Excerpted passage:
START

Mar 212015

Everyone who had once owned a ZX Spectrum, surely had at least once seen an amazing loading effect and wondered: How are they doing this? So, come and have a read… It will be a long story and perhaps you might even learn something.

Because ZX Spectrum didn’t have any dedicated circuit for storing and retrieving programs to and from a cassette tape (such as PMD), it had to do it purely by software. At the highest level, programs were loaded as a pair of “header + data”. In the header file there was information about the file (name, type, length, etc.) and the data file contained actual custom data.

The header file has a length of 17 bytes and a following structure:

Position Length Description
0 1 Type (0=program, 1=number array, 2=character array, 3=code)
1 10 Name (right padded with spaces to 10 characters)
11 2 Length of data block
13 2 Parameter 1. Eg. for programs it is a parameter LINE, for ‘code’ it is the address of beginning of the code block
15 2 Parameter 2. Eg. for programs it is the beginning of variables

Data block doesn’t have any such structure, it just contains data.

END

Directives:
• 1. In the ZX Spectrum tape-loading text, rewrite the passage from "Everyone who had" to "even learn something.", changing "loading effect" to "loading screen".
• 2. Please answer these questions on the ZX Spectrum tape-loading text:
(a) How long is the header file, in bytes?
(b) Which file type does the value 3 in the header's Type field stand for?
(c) What did the ZX Spectrum lack that made it store and retrieve programs purely by software?

Given data:
START

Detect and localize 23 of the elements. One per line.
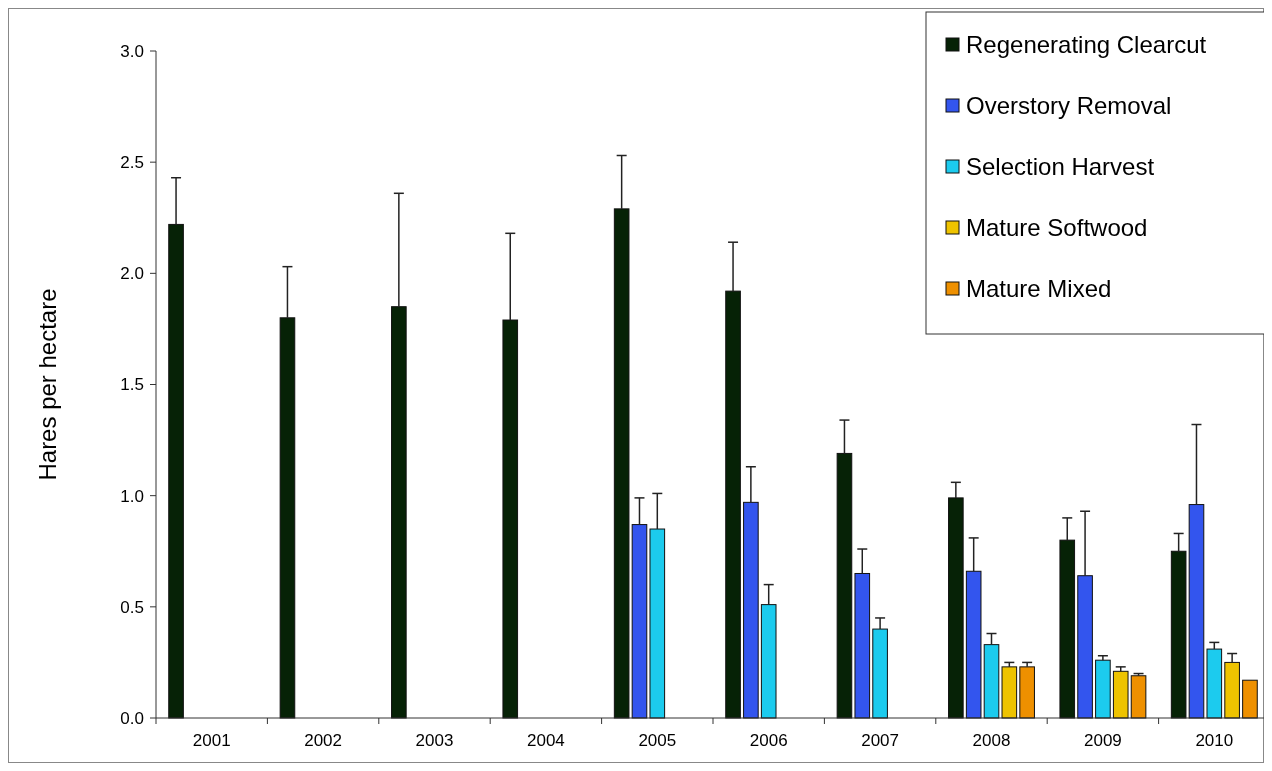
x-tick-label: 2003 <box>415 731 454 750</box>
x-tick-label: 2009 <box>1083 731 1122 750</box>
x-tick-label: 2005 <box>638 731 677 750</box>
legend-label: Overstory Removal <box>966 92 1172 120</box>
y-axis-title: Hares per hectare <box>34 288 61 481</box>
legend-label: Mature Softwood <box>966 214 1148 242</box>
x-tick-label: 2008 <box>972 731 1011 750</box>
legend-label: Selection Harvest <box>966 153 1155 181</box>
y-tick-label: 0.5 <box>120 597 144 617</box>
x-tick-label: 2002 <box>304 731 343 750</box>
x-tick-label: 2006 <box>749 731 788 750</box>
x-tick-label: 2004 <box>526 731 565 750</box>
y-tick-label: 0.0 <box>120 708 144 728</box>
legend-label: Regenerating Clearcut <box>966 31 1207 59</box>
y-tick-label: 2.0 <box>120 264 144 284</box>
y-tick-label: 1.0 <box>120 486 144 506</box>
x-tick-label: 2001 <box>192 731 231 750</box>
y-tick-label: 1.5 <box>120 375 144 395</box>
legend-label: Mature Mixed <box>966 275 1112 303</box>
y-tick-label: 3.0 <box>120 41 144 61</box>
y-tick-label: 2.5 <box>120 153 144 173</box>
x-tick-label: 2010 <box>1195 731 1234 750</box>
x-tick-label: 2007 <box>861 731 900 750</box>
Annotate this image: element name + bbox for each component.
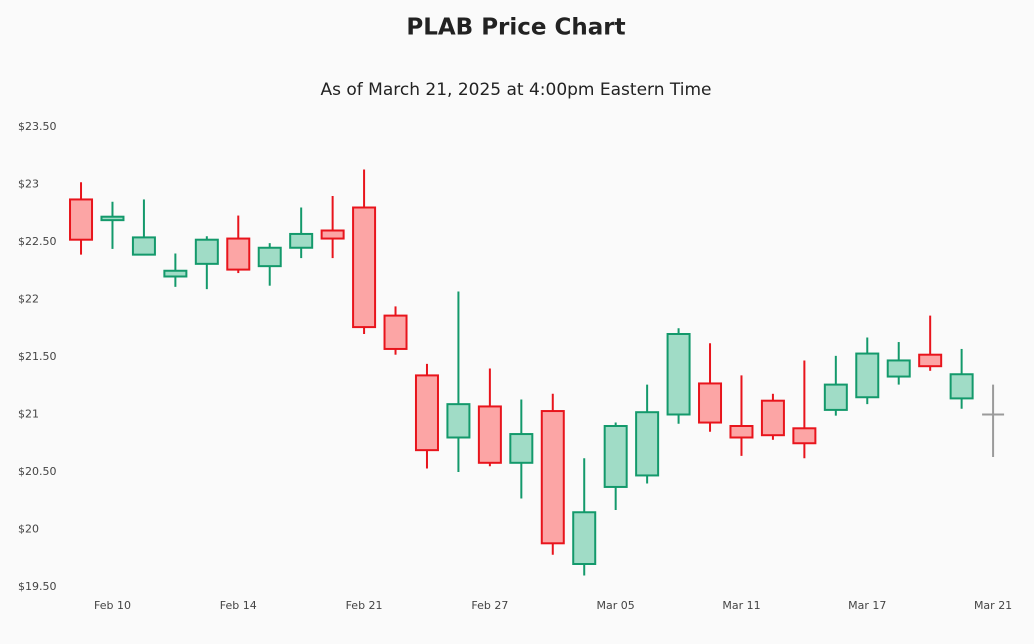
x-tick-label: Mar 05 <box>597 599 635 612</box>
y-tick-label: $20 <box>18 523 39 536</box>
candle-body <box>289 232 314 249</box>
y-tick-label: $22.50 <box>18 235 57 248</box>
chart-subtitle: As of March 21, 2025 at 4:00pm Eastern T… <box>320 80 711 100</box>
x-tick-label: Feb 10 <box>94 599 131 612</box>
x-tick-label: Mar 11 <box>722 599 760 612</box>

END

The responses:
• 1.
Everyone who had once owned a ZX Spectrum, surely had at least once seen an amazing loading screen and wondered: How are they doing this? So, come and have a read… It will be a long story and perhaps you might even learn something.

• 2.
(a) 17 bytes.
(b) Code.
(c) A dedicated circuit for storing and retrieving programs to and from a cassette tape.